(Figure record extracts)
■ ■ ■ ■

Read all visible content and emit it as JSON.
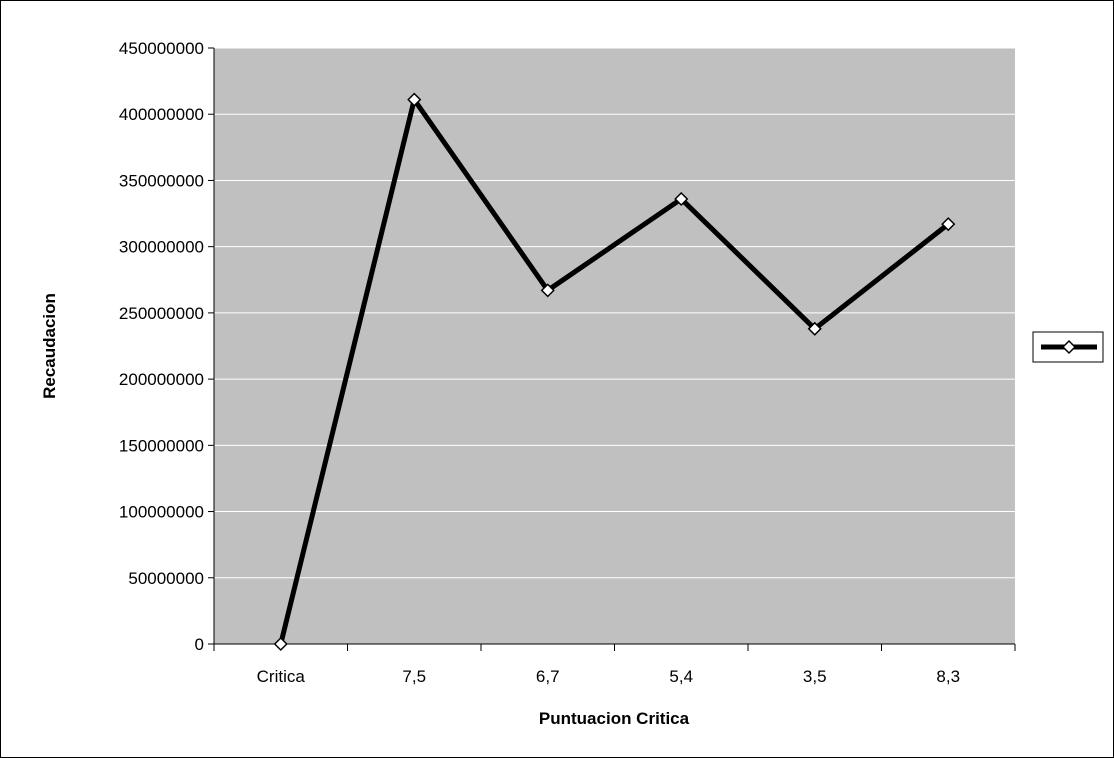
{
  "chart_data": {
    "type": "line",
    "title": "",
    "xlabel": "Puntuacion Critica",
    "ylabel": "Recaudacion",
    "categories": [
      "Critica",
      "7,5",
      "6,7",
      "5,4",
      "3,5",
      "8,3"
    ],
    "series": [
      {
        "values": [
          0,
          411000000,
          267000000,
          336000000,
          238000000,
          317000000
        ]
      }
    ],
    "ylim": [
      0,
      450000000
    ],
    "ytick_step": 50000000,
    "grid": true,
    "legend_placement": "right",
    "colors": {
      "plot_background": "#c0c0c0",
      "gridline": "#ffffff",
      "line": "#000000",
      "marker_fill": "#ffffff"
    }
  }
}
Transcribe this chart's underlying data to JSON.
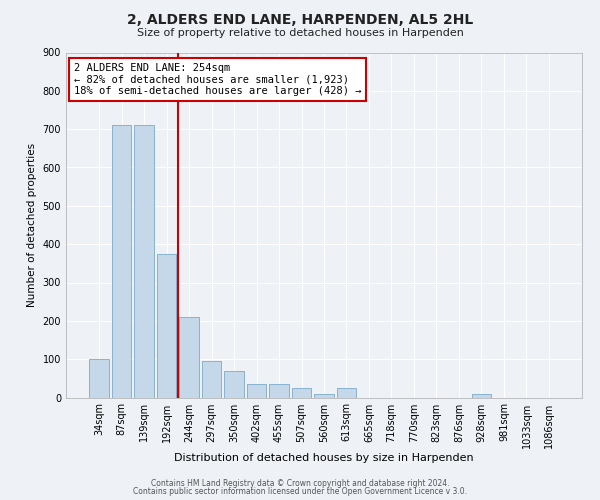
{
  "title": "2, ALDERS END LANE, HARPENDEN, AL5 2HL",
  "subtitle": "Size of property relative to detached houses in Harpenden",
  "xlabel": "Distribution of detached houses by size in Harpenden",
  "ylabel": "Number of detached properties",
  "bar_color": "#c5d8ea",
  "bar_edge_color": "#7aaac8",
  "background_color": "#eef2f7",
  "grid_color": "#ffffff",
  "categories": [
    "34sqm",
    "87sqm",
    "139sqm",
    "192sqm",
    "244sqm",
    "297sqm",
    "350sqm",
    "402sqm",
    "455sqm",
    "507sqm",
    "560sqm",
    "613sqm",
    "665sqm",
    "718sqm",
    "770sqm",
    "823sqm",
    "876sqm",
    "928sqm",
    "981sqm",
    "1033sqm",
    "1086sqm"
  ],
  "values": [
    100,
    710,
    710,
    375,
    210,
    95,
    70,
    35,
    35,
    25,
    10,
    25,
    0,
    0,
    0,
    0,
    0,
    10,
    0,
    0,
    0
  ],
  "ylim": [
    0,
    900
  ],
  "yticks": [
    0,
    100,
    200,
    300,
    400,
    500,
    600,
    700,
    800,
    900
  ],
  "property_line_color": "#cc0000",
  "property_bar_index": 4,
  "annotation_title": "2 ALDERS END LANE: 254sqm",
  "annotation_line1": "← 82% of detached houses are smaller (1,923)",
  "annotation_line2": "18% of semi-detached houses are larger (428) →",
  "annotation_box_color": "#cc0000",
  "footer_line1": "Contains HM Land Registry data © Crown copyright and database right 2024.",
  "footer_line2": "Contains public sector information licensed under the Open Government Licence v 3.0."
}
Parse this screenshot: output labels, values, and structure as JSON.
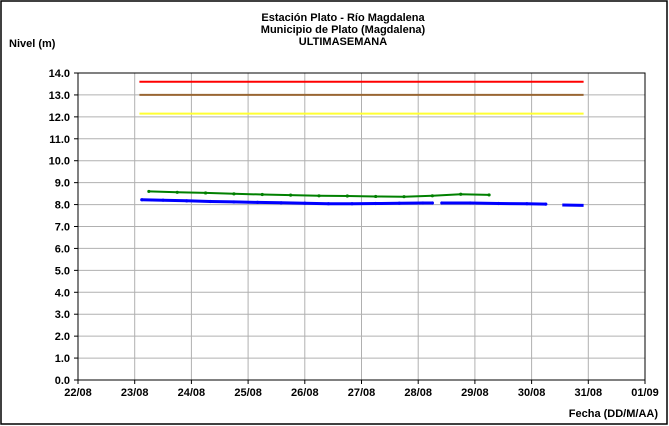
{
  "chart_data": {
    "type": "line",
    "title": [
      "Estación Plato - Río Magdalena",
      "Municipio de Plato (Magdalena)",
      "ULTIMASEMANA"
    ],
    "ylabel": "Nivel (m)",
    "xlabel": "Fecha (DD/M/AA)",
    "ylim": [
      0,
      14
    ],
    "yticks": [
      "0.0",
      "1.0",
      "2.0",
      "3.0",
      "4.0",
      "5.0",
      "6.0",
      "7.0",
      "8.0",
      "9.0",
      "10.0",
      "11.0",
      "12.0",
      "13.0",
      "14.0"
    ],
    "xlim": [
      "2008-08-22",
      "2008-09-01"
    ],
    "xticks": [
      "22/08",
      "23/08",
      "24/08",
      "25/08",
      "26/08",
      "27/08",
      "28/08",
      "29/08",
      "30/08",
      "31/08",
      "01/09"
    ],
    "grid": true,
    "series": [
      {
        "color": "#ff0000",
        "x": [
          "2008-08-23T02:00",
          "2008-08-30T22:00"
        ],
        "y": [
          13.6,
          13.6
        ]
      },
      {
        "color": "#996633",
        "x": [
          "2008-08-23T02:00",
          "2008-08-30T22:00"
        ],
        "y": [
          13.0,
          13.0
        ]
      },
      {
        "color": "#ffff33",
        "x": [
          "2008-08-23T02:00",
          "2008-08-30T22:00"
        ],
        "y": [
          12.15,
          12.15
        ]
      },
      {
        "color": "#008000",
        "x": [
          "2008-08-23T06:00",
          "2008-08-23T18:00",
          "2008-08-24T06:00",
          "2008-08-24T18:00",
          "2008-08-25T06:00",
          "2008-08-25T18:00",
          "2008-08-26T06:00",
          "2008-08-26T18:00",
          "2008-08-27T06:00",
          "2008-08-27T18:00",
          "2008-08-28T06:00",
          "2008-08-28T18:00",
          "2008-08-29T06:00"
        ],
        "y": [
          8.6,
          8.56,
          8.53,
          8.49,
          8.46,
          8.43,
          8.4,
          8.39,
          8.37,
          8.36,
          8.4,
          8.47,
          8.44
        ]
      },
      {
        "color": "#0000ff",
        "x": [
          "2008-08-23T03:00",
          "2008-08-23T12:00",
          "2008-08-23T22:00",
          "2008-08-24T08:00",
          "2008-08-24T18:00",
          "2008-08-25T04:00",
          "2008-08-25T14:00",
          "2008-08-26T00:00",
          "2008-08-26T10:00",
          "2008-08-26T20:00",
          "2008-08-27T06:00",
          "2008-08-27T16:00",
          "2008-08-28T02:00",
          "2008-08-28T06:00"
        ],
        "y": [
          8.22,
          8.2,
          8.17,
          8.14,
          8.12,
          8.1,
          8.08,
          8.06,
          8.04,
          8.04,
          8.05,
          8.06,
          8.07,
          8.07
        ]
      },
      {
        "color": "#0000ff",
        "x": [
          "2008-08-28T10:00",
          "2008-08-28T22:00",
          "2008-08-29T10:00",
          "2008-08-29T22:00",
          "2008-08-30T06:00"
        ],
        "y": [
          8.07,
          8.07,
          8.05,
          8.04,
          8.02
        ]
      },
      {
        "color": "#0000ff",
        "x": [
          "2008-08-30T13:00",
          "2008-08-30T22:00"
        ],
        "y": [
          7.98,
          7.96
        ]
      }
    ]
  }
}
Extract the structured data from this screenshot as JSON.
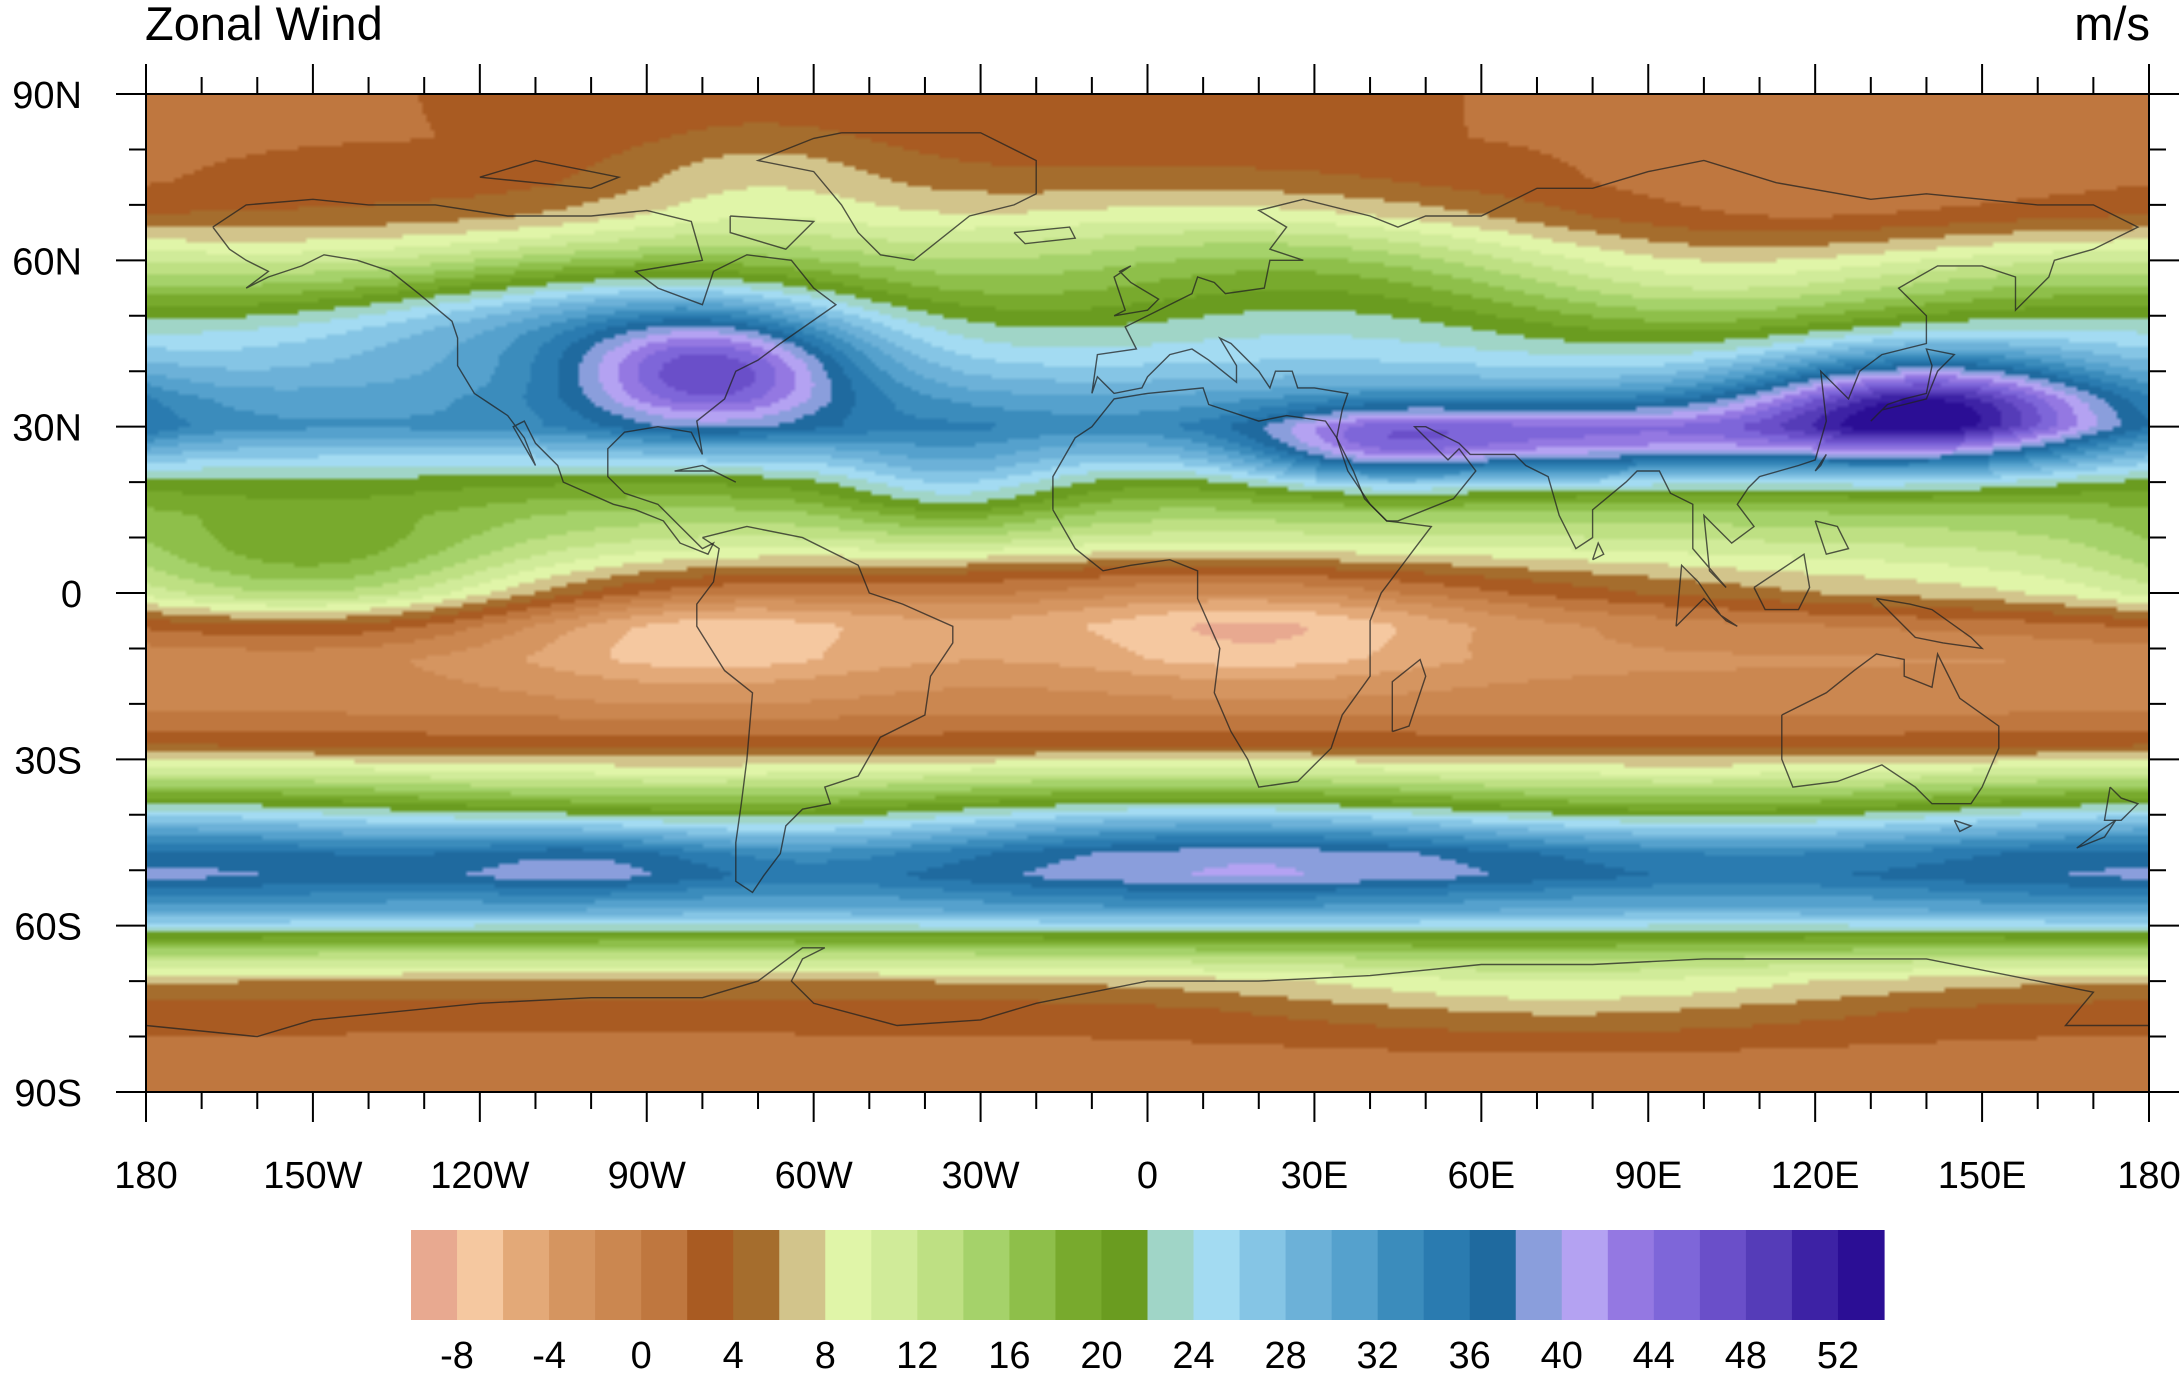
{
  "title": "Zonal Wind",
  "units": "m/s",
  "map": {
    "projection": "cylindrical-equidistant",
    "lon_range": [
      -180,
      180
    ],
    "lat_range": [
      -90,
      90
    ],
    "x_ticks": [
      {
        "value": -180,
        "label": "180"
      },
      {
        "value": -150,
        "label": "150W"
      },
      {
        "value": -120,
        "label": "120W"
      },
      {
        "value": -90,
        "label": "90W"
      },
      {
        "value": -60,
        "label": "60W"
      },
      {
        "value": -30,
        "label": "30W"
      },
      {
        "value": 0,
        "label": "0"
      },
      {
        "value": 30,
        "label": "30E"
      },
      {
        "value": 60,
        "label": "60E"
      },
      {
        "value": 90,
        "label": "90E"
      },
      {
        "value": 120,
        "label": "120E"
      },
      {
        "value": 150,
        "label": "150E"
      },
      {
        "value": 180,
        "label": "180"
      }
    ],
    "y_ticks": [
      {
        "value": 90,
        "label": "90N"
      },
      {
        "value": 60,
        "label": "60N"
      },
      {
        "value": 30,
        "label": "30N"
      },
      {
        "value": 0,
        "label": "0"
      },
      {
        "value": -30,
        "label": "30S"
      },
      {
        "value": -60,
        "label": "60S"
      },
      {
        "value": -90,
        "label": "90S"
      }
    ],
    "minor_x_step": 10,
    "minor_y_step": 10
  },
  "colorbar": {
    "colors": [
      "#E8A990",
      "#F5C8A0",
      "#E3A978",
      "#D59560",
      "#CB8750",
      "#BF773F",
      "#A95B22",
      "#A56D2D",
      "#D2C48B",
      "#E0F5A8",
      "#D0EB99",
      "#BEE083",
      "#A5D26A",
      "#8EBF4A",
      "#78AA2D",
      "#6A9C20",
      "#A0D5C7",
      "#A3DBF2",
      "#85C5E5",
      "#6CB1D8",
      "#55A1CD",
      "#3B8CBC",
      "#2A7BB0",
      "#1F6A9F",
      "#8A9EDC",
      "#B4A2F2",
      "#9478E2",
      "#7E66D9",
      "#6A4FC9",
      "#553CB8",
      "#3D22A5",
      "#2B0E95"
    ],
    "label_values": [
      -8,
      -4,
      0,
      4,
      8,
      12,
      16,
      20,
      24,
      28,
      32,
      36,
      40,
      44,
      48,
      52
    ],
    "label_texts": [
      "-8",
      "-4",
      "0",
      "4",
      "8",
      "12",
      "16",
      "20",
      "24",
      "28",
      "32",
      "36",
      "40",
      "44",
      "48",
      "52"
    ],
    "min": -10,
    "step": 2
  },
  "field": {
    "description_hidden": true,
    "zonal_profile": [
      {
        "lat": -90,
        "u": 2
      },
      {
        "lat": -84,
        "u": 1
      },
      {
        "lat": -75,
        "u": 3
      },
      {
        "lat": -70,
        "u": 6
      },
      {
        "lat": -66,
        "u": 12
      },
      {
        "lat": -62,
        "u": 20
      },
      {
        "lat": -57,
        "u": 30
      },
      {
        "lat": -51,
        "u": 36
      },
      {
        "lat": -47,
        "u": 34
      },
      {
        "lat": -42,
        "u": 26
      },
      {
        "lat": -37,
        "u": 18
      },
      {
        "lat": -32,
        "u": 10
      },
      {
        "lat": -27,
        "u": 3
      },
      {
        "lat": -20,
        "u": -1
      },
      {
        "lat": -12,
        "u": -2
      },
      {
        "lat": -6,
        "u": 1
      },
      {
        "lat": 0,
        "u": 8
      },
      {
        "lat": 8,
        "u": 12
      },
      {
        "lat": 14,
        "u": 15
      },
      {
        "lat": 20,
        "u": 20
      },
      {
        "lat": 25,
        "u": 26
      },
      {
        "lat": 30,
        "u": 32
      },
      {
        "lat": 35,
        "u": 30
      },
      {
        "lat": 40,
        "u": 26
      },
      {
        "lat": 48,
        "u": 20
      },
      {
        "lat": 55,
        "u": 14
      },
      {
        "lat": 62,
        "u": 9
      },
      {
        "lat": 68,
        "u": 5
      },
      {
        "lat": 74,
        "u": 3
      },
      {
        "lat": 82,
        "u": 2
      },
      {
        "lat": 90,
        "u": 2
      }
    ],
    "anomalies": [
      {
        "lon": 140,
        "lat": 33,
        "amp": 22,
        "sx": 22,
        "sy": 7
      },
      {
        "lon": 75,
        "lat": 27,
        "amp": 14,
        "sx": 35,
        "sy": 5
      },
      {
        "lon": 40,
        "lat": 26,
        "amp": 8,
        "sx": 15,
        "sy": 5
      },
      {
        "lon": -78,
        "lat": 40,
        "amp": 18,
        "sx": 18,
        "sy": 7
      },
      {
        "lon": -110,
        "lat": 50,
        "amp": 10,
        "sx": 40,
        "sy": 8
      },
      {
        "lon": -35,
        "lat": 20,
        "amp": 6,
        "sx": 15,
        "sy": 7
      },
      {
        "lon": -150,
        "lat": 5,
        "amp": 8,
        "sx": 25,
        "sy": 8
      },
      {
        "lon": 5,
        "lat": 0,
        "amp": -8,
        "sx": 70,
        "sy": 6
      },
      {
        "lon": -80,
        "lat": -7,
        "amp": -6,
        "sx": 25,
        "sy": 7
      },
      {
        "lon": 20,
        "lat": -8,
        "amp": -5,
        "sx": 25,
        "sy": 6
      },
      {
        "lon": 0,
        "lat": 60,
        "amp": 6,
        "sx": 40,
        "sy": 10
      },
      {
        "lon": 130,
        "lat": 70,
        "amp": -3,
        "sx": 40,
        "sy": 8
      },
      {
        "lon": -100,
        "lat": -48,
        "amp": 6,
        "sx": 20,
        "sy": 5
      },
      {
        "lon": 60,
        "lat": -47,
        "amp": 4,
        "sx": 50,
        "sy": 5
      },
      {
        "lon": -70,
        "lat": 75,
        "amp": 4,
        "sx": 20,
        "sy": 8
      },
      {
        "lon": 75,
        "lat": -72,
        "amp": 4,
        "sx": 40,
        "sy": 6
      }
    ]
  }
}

■ ■ ■ ■

▸ What you need to do: Search the entries for the word "Critica" and gather every line where it appears.

▸ Response below:
    "xlabel": "Puntuacion Critica",
      "Critica",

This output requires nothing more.